• _SET PROBLEM_: Go through the data below and copy it exactly, skipping every picture.

───── GIVEN RECORDS ─────

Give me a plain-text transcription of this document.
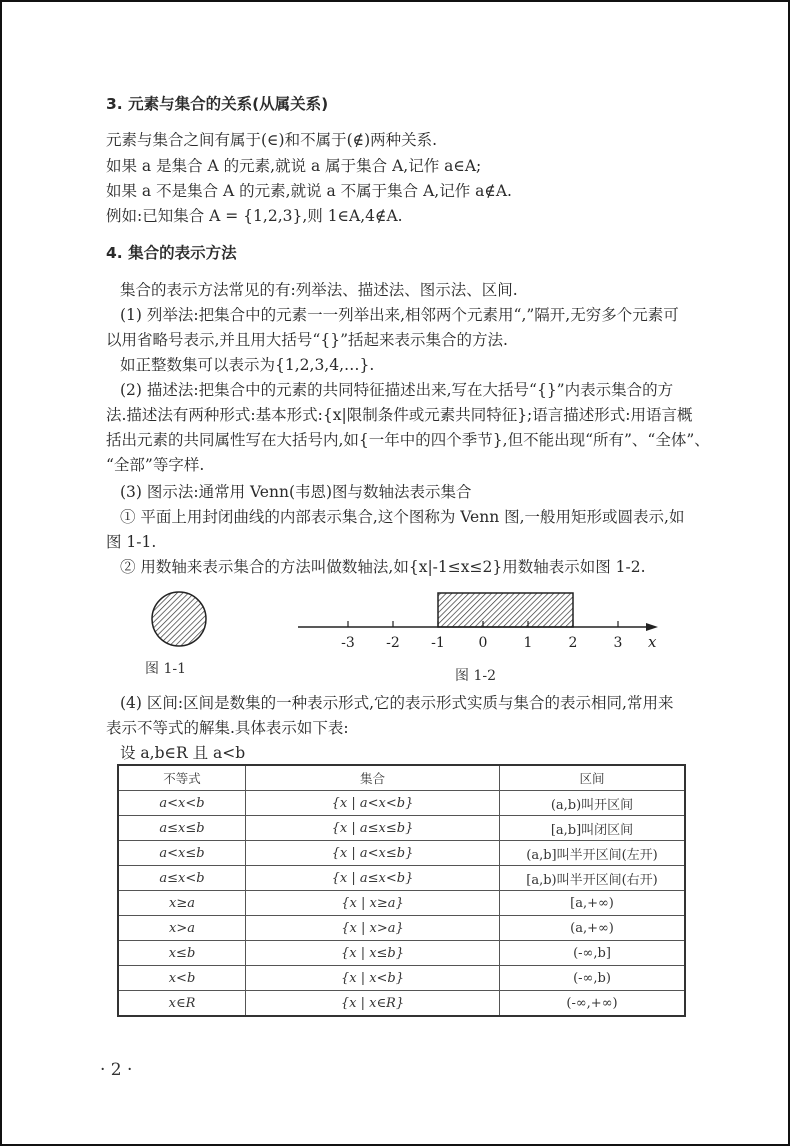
3. 元素与集合的关系(从属关系)
元素与集合之间有属于(∈)和不属于(∉)两种关系.
如果 a 是集合 A 的元素,就说 a 属于集合 A,记作 a∈A;
如果 a 不是集合 A 的元素,就说 a 不属于集合 A,记作 a∉A.
例如:已知集合 A = {1,2,3},则 1∈A,4∉A.
4. 集合的表示方法
集合的表示方法常见的有:列举法、描述法、图示法、区间.
(1) 列举法:把集合中的元素一一列举出来,相邻两个元素用“,”隔开,无穷多个元素可
以用省略号表示,并且用大括号“{}”括起来表示集合的方法.
如正整数集可以表示为{1,2,3,4,…}.
(2) 描述法:把集合中的元素的共同特征描述出来,写在大括号“{}”内表示集合的方
法.描述法有两种形式:基本形式:{x|限制条件或元素共同特征};语言描述形式:用语言概
括出元素的共同属性写在大括号内,如{一年中的四个季节},但不能出现“所有”、“全体”、
“全部”等字样.
(3) 图示法:通常用 Venn(韦恩)图与数轴法表示集合
① 平面上用封闭曲线的内部表示集合,这个图称为 Venn 图,一般用矩形或圆表示,如
图 1-1.
② 用数轴来表示集合的方法叫做数轴法,如{x|-1≤x≤2}用数轴表示如图 1-2.
图 1-1
-3 -2 -1 0	1	2	3 x
图 1-2
(4) 区间:区间是数集的一种表示形式,它的表示形式实质与集合的表示相同,常用来
表示不等式的解集.具体表示如下表:
设 a,b∈R 且 a<b
不等式	集合	区间
a<x<b	{x | a<x<b}	(a,b)叫开区间
a≤x≤b	{x | a≤x≤b}	[a,b]叫闭区间
a<x≤b	{x | a<x≤b}	(a,b]叫半开区间(左开)
a≤x<b	{x | a≤x<b}	[a,b)叫半开区间(右开)
x≥a	{x | x≥a}	[a,+∞)
x>a	{x | x>a}	(a,+∞)
x≤b	{x | x≤b}	(-∞,b]
x<b	{x | x<b}	(-∞,b)
x∈R	{x | x∈R}	(-∞,+∞)
· 2 ·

─────

• _WRITTEN RESPONSE_:
Give me a plain-text transcription of this document.
3. 元素与集合的关系(从属关系)
元素与集合之间有属于(∈)和不属于(∉)两种关系.
如果 a 是集合 A 的元素,就说 a 属于集合 A,记作 a∈A;
如果 a 不是集合 A 的元素,就说 a 不属于集合 A,记作 a∉A.
例如:已知集合 A = {1,2,3},则 1∈A,4∉A.
4. 集合的表示方法
集合的表示方法常见的有:列举法、描述法、图示法、区间.
(1) 列举法:把集合中的元素一一列举出来,相邻两个元素用“,”隔开,无穷多个元素可
以用省略号表示,并且用大括号“{}”括起来表示集合的方法.
如正整数集可以表示为{1,2,3,4,…}.
(2) 描述法:把集合中的元素的共同特征描述出来,写在大括号“{}”内表示集合的方
法.描述法有两种形式:基本形式:{x|限制条件或元素共同特征};语言描述形式:用语言概
括出元素的共同属性写在大括号内,如{一年中的四个季节},但不能出现“所有”、“全体”、
“全部”等字样.
(3) 图示法:通常用 Venn(韦恩)图与数轴法表示集合
① 平面上用封闭曲线的内部表示集合,这个图称为 Venn 图,一般用矩形或圆表示,如
图 1-1.
② 用数轴来表示集合的方法叫做数轴法,如{x|-1≤x≤2}用数轴表示如图 1-2.
图 1-1
-3 -2 -1 0	1	2	3 x
图 1-2
(4) 区间:区间是数集的一种表示形式,它的表示形式实质与集合的表示相同,常用来
表示不等式的解集.具体表示如下表:
设 a,b∈R 且 a<b
不等式	集合	区间
a<x<b	{x | a<x<b}	(a,b)叫开区间
a≤x≤b	{x | a≤x≤b}	[a,b]叫闭区间
a<x≤b	{x | a<x≤b}	(a,b]叫半开区间(左开)
a≤x<b	{x | a≤x<b}	[a,b)叫半开区间(右开)
x≥a	{x | x≥a}	[a,+∞)
x>a	{x | x>a}	(a,+∞)
x≤b	{x | x≤b}	(-∞,b]
x<b	{x | x<b}	(-∞,b)
x∈R	{x | x∈R}	(-∞,+∞)
· 2 ·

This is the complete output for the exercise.